[Begin]

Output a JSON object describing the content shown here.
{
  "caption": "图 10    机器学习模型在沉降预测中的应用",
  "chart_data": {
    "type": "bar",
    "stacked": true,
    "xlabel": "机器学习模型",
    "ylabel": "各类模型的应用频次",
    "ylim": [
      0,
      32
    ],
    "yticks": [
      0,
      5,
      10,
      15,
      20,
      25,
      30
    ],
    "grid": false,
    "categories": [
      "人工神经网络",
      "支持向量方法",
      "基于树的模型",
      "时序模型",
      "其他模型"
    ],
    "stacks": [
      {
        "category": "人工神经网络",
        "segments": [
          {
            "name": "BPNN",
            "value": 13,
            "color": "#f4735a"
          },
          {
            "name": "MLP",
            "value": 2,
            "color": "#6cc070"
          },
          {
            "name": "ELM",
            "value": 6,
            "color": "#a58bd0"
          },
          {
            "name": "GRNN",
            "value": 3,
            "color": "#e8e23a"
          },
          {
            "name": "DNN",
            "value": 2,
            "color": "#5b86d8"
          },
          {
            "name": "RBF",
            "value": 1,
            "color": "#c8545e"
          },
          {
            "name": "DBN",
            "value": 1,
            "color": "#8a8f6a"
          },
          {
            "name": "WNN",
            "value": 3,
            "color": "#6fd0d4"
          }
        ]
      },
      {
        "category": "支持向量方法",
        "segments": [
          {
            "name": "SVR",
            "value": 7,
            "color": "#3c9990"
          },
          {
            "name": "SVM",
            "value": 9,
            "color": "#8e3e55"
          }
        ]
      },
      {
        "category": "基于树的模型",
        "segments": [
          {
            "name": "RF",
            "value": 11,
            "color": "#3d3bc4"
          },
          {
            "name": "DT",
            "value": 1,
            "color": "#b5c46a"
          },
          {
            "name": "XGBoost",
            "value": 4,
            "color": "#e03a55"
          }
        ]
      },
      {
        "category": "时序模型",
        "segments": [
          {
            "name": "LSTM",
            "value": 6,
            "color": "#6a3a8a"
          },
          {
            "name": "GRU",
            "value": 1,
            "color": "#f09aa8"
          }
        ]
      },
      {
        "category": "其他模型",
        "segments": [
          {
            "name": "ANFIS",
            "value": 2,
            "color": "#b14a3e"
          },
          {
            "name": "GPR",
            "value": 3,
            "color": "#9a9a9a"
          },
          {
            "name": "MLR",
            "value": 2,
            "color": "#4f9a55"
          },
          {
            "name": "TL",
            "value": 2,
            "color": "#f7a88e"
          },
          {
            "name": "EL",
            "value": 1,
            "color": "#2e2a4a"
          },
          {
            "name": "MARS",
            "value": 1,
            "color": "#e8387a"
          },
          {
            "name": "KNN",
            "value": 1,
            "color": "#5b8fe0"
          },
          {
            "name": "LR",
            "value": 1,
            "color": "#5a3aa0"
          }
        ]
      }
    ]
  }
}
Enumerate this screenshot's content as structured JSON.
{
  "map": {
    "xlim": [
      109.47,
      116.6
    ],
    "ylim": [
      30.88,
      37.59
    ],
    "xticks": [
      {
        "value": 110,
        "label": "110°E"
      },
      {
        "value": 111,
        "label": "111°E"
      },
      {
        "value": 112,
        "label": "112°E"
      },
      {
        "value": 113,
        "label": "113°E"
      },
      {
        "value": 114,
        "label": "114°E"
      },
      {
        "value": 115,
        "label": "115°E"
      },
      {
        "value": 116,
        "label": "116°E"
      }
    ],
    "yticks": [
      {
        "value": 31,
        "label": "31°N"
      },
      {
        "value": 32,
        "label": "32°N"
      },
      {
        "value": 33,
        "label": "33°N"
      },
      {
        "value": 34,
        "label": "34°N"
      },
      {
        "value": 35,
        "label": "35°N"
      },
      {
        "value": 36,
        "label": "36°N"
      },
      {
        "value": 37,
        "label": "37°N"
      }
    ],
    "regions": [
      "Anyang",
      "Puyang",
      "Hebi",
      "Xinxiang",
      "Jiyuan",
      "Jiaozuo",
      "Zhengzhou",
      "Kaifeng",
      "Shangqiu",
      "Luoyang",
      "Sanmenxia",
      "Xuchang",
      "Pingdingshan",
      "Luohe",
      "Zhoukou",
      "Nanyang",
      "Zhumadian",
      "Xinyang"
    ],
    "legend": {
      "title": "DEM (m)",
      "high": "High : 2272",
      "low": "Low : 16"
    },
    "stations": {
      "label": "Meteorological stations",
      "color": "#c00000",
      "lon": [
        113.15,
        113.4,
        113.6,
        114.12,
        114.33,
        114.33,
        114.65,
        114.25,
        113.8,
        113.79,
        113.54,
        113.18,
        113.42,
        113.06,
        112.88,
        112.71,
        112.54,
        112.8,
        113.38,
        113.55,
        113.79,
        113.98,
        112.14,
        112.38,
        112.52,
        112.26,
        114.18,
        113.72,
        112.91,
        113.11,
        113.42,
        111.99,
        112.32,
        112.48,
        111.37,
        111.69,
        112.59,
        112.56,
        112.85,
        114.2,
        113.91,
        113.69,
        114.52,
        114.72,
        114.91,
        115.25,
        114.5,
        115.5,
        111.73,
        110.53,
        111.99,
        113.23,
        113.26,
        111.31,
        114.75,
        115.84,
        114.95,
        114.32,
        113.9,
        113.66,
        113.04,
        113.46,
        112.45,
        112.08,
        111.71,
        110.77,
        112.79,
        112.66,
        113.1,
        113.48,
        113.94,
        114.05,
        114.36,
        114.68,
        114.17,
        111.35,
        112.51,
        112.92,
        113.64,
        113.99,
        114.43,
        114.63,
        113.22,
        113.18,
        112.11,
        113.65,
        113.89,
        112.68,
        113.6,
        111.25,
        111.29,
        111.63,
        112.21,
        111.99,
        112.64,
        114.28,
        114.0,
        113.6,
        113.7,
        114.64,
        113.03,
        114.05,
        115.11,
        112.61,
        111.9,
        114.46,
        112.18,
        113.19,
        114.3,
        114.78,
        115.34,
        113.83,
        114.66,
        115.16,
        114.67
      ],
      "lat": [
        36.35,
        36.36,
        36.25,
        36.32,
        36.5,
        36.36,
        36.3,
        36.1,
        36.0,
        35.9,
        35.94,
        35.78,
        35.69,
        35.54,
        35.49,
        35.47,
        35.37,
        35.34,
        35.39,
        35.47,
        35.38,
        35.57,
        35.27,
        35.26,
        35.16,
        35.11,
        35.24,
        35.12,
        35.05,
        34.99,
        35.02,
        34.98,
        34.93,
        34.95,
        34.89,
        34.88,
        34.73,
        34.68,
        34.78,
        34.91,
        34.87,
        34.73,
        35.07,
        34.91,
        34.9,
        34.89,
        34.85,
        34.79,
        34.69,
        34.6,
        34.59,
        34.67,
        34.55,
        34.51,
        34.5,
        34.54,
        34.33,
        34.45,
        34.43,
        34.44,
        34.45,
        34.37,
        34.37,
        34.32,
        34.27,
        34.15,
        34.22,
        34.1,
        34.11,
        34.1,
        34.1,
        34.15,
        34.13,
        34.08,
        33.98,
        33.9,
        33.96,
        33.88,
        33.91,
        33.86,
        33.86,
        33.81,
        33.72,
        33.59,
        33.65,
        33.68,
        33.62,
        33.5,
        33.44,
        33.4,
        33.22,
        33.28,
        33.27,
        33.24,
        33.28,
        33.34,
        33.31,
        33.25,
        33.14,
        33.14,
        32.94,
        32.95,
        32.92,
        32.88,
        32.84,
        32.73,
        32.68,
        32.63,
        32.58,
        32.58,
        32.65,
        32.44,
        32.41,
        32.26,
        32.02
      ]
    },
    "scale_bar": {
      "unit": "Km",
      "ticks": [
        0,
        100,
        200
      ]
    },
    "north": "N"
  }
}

[End]

Write the material out exactly, with nothing left out.

Answer in full »
Output a JSON object describing the content shown here.
{
  "caption": "图 10    机器学习模型在沉降预测中的应用",
  "chart_data": {
    "type": "bar",
    "stacked": true,
    "xlabel": "机器学习模型",
    "ylabel": "各类模型的应用频次",
    "ylim": [
      0,
      32
    ],
    "yticks": [
      0,
      5,
      10,
      15,
      20,
      25,
      30
    ],
    "grid": false,
    "categories": [
      "人工神经网络",
      "支持向量方法",
      "基于树的模型",
      "时序模型",
      "其他模型"
    ],
    "stacks": [
      {
        "category": "人工神经网络",
        "segments": [
          {
            "name": "BPNN",
            "value": 13,
            "color": "#f4735a"
          },
          {
            "name": "MLP",
            "value": 2,
            "color": "#6cc070"
          },
          {
            "name": "ELM",
            "value": 6,
            "color": "#a58bd0"
          },
          {
            "name": "GRNN",
            "value": 3,
            "color": "#e8e23a"
          },
          {
            "name": "DNN",
            "value": 2,
            "color": "#5b86d8"
          },
          {
            "name": "RBF",
            "value": 1,
            "color": "#c8545e"
          },
          {
            "name": "DBN",
            "value": 1,
            "color": "#8a8f6a"
          },
          {
            "name": "WNN",
            "value": 3,
            "color": "#6fd0d4"
          }
        ]
      },
      {
        "category": "支持向量方法",
        "segments": [
          {
            "name": "SVR",
            "value": 7,
            "color": "#3c9990"
          },
          {
            "name": "SVM",
            "value": 9,
            "color": "#8e3e55"
          }
        ]
      },
      {
        "category": "基于树的模型",
        "segments": [
          {
            "name": "RF",
            "value": 11,
            "color": "#3d3bc4"
          },
          {
            "name": "DT",
            "value": 1,
            "color": "#b5c46a"
          },
          {
            "name": "XGBoost",
            "value": 4,
            "color": "#e03a55"
          }
        ]
      },
      {
        "category": "时序模型",
        "segments": [
          {
            "name": "LSTM",
            "value": 6,
            "color": "#6a3a8a"
          },
          {
            "name": "GRU",
            "value": 1,
            "color": "#f09aa8"
          }
        ]
      },
      {
        "category": "其他模型",
        "segments": [
          {
            "name": "ANFIS",
            "value": 2,
            "color": "#b14a3e"
          },
          {
            "name": "GPR",
            "value": 3,
            "color": "#9a9a9a"
          },
          {
            "name": "MLR",
            "value": 2,
            "color": "#4f9a55"
          },
          {
            "name": "TL",
            "value": 2,
            "color": "#f7a88e"
          },
          {
            "name": "EL",
            "value": 1,
            "color": "#2e2a4a"
          },
          {
            "name": "MARS",
            "value": 1,
            "color": "#e8387a"
          },
          {
            "name": "KNN",
            "value": 1,
            "color": "#5b8fe0"
          },
          {
            "name": "LR",
            "value": 1,
            "color": "#5a3aa0"
          }
        ]
      }
    ]
  }
}
Enumerate this screenshot's content as structured JSON.
{
  "map": {
    "xlim": [
      109.47,
      116.6
    ],
    "ylim": [
      30.88,
      37.59
    ],
    "xticks": [
      {
        "value": 110,
        "label": "110°E"
      },
      {
        "value": 111,
        "label": "111°E"
      },
      {
        "value": 112,
        "label": "112°E"
      },
      {
        "value": 113,
        "label": "113°E"
      },
      {
        "value": 114,
        "label": "114°E"
      },
      {
        "value": 115,
        "label": "115°E"
      },
      {
        "value": 116,
        "label": "116°E"
      }
    ],
    "yticks": [
      {
        "value": 31,
        "label": "31°N"
      },
      {
        "value": 32,
        "label": "32°N"
      },
      {
        "value": 33,
        "label": "33°N"
      },
      {
        "value": 34,
        "label": "34°N"
      },
      {
        "value": 35,
        "label": "35°N"
      },
      {
        "value": 36,
        "label": "36°N"
      },
      {
        "value": 37,
        "label": "37°N"
      }
    ],
    "regions": [
      "Anyang",
      "Puyang",
      "Hebi",
      "Xinxiang",
      "Jiyuan",
      "Jiaozuo",
      "Zhengzhou",
      "Kaifeng",
      "Shangqiu",
      "Luoyang",
      "Sanmenxia",
      "Xuchang",
      "Pingdingshan",
      "Luohe",
      "Zhoukou",
      "Nanyang",
      "Zhumadian",
      "Xinyang"
    ],
    "legend": {
      "title": "DEM (m)",
      "high": "High : 2272",
      "low": "Low : 16"
    },
    "stations": {
      "label": "Meteorological stations",
      "color": "#c00000",
      "lon": [
        113.15,
        113.4,
        113.6,
        114.12,
        114.33,
        114.33,
        114.65,
        114.25,
        113.8,
        113.79,
        113.54,
        113.18,
        113.42,
        113.06,
        112.88,
        112.71,
        112.54,
        112.8,
        113.38,
        113.55,
        113.79,
        113.98,
        112.14,
        112.38,
        112.52,
        112.26,
        114.18,
        113.72,
        112.91,
        113.11,
        113.42,
        111.99,
        112.32,
        112.48,
        111.37,
        111.69,
        112.59,
        112.56,
        112.85,
        114.2,
        113.91,
        113.69,
        114.52,
        114.72,
        114.91,
        115.25,
        114.5,
        115.5,
        111.73,
        110.53,
        111.99,
        113.23,
        113.26,
        111.31,
        114.75,
        115.84,
        114.95,
        114.32,
        113.9,
        113.66,
        113.04,
        113.46,
        112.45,
        112.08,
        111.71,
        110.77,
        112.79,
        112.66,
        113.1,
        113.48,
        113.94,
        114.05,
        114.36,
        114.68,
        114.17,
        111.35,
        112.51,
        112.92,
        113.64,
        113.99,
        114.43,
        114.63,
        113.22,
        113.18,
        112.11,
        113.65,
        113.89,
        112.68,
        113.6,
        111.25,
        111.29,
        111.63,
        112.21,
        111.99,
        112.64,
        114.28,
        114.0,
        113.6,
        113.7,
        114.64,
        113.03,
        114.05,
        115.11,
        112.61,
        111.9,
        114.46,
        112.18,
        113.19,
        114.3,
        114.78,
        115.34,
        113.83,
        114.66,
        115.16,
        114.67
      ],
      "lat": [
        36.35,
        36.36,
        36.25,
        36.32,
        36.5,
        36.36,
        36.3,
        36.1,
        36.0,
        35.9,
        35.94,
        35.78,
        35.69,
        35.54,
        35.49,
        35.47,
        35.37,
        35.34,
        35.39,
        35.47,
        35.38,
        35.57,
        35.27,
        35.26,
        35.16,
        35.11,
        35.24,
        35.12,
        35.05,
        34.99,
        35.02,
        34.98,
        34.93,
        34.95,
        34.89,
        34.88,
        34.73,
        34.68,
        34.78,
        34.91,
        34.87,
        34.73,
        35.07,
        34.91,
        34.9,
        34.89,
        34.85,
        34.79,
        34.69,
        34.6,
        34.59,
        34.67,
        34.55,
        34.51,
        34.5,
        34.54,
        34.33,
        34.45,
        34.43,
        34.44,
        34.45,
        34.37,
        34.37,
        34.32,
        34.27,
        34.15,
        34.22,
        34.1,
        34.11,
        34.1,
        34.1,
        34.15,
        34.13,
        34.08,
        33.98,
        33.9,
        33.96,
        33.88,
        33.91,
        33.86,
        33.86,
        33.81,
        33.72,
        33.59,
        33.65,
        33.68,
        33.62,
        33.5,
        33.44,
        33.4,
        33.22,
        33.28,
        33.27,
        33.24,
        33.28,
        33.34,
        33.31,
        33.25,
        33.14,
        33.14,
        32.94,
        32.95,
        32.92,
        32.88,
        32.84,
        32.73,
        32.68,
        32.63,
        32.58,
        32.58,
        32.65,
        32.44,
        32.41,
        32.26,
        32.02
      ]
    },
    "scale_bar": {
      "unit": "Km",
      "ticks": [
        0,
        100,
        200
      ]
    },
    "north": "N"
  }
}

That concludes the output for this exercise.